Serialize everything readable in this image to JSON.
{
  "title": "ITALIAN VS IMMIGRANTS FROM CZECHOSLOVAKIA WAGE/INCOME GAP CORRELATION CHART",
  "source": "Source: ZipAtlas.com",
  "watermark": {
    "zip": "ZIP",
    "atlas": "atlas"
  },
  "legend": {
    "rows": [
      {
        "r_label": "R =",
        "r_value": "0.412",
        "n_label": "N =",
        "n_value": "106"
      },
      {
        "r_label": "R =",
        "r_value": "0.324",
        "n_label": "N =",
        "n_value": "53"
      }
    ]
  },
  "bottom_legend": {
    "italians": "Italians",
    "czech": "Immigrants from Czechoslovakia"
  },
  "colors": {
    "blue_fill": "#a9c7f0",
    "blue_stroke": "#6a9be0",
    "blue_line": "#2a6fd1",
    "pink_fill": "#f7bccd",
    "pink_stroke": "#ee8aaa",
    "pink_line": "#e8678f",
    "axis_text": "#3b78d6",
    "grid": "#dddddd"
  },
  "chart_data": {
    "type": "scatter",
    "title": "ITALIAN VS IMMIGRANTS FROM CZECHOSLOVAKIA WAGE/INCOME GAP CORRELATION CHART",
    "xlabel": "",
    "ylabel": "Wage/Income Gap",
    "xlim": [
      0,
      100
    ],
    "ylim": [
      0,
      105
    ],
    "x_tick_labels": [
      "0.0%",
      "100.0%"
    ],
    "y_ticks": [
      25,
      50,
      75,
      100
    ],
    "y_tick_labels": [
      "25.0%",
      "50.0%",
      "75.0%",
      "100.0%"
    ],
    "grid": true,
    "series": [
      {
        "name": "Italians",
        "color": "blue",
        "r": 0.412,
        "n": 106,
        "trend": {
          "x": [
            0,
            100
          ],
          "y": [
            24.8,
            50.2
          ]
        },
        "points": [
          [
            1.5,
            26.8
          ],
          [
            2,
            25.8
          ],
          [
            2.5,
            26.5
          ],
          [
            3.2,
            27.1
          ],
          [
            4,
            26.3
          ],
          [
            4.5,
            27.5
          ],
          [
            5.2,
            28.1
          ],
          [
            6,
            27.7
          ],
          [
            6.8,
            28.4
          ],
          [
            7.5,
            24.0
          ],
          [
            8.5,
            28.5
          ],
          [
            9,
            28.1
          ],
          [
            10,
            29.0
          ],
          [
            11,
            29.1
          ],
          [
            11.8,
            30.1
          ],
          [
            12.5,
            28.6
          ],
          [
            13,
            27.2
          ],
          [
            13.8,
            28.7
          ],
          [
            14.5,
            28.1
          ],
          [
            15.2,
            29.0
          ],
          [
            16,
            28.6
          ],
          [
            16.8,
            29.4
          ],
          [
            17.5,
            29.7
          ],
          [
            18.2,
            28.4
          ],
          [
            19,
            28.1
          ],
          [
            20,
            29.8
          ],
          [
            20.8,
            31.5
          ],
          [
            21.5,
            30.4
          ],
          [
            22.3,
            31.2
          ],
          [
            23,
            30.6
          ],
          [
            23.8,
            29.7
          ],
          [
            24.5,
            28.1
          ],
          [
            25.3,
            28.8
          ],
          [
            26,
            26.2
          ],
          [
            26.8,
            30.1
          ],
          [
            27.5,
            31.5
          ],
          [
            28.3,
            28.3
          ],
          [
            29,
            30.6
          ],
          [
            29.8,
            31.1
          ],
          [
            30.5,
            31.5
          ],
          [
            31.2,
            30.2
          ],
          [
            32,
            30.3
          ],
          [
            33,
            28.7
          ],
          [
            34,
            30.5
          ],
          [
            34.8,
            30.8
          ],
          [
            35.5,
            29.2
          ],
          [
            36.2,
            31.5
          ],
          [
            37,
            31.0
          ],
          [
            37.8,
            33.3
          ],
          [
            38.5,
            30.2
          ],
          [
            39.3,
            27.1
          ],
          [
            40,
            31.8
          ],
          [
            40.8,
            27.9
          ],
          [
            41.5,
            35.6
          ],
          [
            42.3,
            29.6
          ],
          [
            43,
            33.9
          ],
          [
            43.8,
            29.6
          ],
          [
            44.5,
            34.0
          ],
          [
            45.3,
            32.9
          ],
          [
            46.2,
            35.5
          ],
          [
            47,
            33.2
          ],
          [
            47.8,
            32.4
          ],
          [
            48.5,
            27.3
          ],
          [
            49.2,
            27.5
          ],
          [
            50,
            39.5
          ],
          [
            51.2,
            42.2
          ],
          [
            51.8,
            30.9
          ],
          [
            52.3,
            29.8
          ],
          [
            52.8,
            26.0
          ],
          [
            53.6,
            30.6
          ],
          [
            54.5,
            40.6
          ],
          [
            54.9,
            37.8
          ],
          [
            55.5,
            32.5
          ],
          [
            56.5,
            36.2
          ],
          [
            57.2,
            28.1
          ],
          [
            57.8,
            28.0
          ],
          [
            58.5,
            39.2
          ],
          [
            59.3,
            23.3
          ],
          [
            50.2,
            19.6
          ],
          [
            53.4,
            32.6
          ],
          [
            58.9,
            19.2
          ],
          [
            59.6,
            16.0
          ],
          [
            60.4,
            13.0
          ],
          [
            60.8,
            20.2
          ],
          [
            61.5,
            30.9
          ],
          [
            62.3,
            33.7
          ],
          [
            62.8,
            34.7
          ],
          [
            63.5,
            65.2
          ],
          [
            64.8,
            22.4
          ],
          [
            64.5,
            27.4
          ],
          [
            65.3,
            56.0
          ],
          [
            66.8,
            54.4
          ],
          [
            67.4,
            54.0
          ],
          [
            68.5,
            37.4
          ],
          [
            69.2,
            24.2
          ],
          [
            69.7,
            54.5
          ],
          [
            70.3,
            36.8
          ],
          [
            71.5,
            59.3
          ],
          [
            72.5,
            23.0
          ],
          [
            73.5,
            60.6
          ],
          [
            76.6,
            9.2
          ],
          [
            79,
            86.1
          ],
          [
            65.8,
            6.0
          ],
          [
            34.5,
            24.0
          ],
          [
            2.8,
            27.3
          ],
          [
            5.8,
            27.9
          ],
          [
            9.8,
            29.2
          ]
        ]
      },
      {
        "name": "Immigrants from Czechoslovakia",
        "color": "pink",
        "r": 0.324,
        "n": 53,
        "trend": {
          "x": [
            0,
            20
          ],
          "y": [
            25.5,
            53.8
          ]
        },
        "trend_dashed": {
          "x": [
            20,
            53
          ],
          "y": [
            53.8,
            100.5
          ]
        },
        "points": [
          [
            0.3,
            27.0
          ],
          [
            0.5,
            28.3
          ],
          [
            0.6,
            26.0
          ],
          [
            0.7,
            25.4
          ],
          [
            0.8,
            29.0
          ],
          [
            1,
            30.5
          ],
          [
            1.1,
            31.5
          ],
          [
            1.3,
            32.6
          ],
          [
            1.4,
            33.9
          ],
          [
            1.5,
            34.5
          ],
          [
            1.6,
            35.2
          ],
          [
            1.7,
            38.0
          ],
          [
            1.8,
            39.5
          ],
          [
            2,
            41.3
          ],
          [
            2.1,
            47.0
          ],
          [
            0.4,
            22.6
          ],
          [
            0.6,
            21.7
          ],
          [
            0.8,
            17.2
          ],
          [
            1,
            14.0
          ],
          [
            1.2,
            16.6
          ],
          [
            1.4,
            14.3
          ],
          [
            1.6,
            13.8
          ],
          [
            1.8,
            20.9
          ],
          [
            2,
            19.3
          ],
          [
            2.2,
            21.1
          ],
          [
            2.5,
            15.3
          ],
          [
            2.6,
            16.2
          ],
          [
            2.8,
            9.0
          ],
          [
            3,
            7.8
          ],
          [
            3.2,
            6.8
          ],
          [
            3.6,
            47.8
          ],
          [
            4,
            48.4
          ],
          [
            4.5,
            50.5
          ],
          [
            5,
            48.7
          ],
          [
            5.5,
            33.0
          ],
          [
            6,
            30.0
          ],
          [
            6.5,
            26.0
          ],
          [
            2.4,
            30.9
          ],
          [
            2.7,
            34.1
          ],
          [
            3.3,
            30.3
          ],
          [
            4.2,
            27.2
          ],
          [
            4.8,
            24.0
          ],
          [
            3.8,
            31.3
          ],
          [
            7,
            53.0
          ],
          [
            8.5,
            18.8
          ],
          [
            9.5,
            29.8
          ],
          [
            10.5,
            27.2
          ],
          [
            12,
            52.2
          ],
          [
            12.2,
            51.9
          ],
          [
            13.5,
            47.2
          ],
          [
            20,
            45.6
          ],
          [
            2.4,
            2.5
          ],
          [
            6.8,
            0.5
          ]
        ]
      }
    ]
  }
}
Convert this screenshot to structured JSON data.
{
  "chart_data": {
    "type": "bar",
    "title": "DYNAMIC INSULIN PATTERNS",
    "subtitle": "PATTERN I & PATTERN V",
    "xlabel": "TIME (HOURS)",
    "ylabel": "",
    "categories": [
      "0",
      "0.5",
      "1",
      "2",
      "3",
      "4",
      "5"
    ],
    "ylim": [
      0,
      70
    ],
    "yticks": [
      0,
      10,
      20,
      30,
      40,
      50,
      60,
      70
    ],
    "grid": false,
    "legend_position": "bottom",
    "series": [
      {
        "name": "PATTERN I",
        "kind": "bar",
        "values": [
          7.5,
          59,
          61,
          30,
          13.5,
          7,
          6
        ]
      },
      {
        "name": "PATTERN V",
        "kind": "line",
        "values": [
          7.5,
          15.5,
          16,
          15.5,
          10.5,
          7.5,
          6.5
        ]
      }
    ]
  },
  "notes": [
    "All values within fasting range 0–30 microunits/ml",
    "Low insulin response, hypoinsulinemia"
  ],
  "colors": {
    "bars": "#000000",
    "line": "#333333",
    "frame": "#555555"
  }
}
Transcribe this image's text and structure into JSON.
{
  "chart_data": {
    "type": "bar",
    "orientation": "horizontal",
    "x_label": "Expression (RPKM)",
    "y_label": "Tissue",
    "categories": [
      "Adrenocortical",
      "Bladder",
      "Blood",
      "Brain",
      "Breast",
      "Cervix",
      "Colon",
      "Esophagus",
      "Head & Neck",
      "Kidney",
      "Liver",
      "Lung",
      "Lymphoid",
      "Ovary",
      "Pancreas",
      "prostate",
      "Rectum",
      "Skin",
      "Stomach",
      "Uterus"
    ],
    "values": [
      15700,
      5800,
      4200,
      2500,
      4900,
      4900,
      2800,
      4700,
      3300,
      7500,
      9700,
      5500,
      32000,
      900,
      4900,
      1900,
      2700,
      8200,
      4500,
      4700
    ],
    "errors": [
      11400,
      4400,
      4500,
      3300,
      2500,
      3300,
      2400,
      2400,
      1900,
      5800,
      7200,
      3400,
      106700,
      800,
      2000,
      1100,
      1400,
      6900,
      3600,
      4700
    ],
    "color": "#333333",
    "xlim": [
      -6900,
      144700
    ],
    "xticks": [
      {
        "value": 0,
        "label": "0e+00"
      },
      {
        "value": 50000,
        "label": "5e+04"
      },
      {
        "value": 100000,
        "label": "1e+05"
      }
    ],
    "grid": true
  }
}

(EXERCISE) Look through the entries and find each line that has the string "grid". Copy those lines.

(ANSWER TO THE TASK)
    "grid": "#dddddd"
    "grid": true,
    "grid": false,
    "grid": true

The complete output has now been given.